— Records contained in a dataset —
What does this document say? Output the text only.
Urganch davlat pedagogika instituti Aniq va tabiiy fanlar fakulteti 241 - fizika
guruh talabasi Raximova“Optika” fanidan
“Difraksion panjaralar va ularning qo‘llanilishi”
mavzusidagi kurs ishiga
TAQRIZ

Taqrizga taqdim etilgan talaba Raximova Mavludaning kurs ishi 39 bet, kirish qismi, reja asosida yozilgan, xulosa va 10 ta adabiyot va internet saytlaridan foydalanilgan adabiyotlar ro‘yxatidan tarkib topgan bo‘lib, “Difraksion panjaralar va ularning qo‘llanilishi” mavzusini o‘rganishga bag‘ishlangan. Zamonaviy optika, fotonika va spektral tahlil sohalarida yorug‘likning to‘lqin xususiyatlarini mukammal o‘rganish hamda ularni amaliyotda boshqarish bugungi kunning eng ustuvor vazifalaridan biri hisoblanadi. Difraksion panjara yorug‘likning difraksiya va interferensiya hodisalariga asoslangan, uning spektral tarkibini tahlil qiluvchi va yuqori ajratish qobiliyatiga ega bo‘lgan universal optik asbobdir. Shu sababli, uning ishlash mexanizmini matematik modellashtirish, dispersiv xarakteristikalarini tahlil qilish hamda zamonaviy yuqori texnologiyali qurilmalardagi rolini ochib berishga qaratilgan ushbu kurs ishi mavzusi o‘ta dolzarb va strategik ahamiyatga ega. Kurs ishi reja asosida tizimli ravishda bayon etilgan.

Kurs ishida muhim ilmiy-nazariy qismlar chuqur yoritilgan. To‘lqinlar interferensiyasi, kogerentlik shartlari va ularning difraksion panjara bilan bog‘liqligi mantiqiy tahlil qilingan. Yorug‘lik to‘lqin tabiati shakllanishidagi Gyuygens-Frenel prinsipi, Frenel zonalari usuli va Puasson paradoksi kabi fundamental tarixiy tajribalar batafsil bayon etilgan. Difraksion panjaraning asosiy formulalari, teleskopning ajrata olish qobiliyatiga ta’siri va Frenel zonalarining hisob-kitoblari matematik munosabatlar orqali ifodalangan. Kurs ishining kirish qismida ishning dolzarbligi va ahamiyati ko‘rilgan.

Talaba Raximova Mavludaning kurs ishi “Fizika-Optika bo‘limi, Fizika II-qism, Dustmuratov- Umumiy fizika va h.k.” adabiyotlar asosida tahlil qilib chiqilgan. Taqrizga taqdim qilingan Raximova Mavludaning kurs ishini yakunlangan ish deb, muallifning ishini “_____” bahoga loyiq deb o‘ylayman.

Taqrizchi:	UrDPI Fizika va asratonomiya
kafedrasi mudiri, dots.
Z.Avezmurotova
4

— WHAT YOU SHOULD DO —
Word for word, extract all the records.

— EXERCISE OUTPUT —
What does this document say? Output the text only.
Urganch davlat pedagogika instituti Aniq va tabiiy fanlar fakulteti 241 - fizika
guruh talabasi Raximova“Optika” fanidan
“Difraksion panjaralar va ularning qo‘llanilishi”
mavzusidagi kurs ishiga
TAQRIZ

Taqrizga taqdim etilgan talaba Raximova Mavludaning kurs ishi 39 bet, kirish qismi, reja asosida yozilgan, xulosa va 10 ta adabiyot va internet saytlaridan foydalanilgan adabiyotlar ro‘yxatidan tarkib topgan bo‘lib, “Difraksion panjaralar va ularning qo‘llanilishi” mavzusini o‘rganishga bag‘ishlangan. Zamonaviy optika, fotonika va spektral tahlil sohalarida yorug‘likning to‘lqin xususiyatlarini mukammal o‘rganish hamda ularni amaliyotda boshqarish bugungi kunning eng ustuvor vazifalaridan biri hisoblanadi. Difraksion panjara yorug‘likning difraksiya va interferensiya hodisalariga asoslangan, uning spektral tarkibini tahlil qiluvchi va yuqori ajratish qobiliyatiga ega bo‘lgan universal optik asbobdir. Shu sababli, uning ishlash mexanizmini matematik modellashtirish, dispersiv xarakteristikalarini tahlil qilish hamda zamonaviy yuqori texnologiyali qurilmalardagi rolini ochib berishga qaratilgan ushbu kurs ishi mavzusi o‘ta dolzarb va strategik ahamiyatga ega. Kurs ishi reja asosida tizimli ravishda bayon etilgan.

Kurs ishida muhim ilmiy-nazariy qismlar chuqur yoritilgan. To‘lqinlar interferensiyasi, kogerentlik shartlari va ularning difraksion panjara bilan bog‘liqligi mantiqiy tahlil qilingan. Yorug‘lik to‘lqin tabiati shakllanishidagi Gyuygens-Frenel prinsipi, Frenel zonalari usuli va Puasson paradoksi kabi fundamental tarixiy tajribalar batafsil bayon etilgan. Difraksion panjaraning asosiy formulalari, teleskopning ajrata olish qobiliyatiga ta’siri va Frenel zonalarining hisob-kitoblari matematik munosabatlar orqali ifodalangan. Kurs ishining kirish qismida ishning dolzarbligi va ahamiyati ko‘rilgan.

Talaba Raximova Mavludaning kurs ishi “Fizika-Optika bo‘limi, Fizika II-qism, Dustmuratov- Umumiy fizika va h.k.” adabiyotlar asosida tahlil qilib chiqilgan. Taqrizga taqdim qilingan Raximova Mavludaning kurs ishini yakunlangan ish deb, muallifning ishini “_____” bahoga loyiq deb o‘ylayman.

Taqrizchi:	UrDPI Fizika va asratonomiya
kafedrasi mudiri, dots.
Z.Avezmurotova
4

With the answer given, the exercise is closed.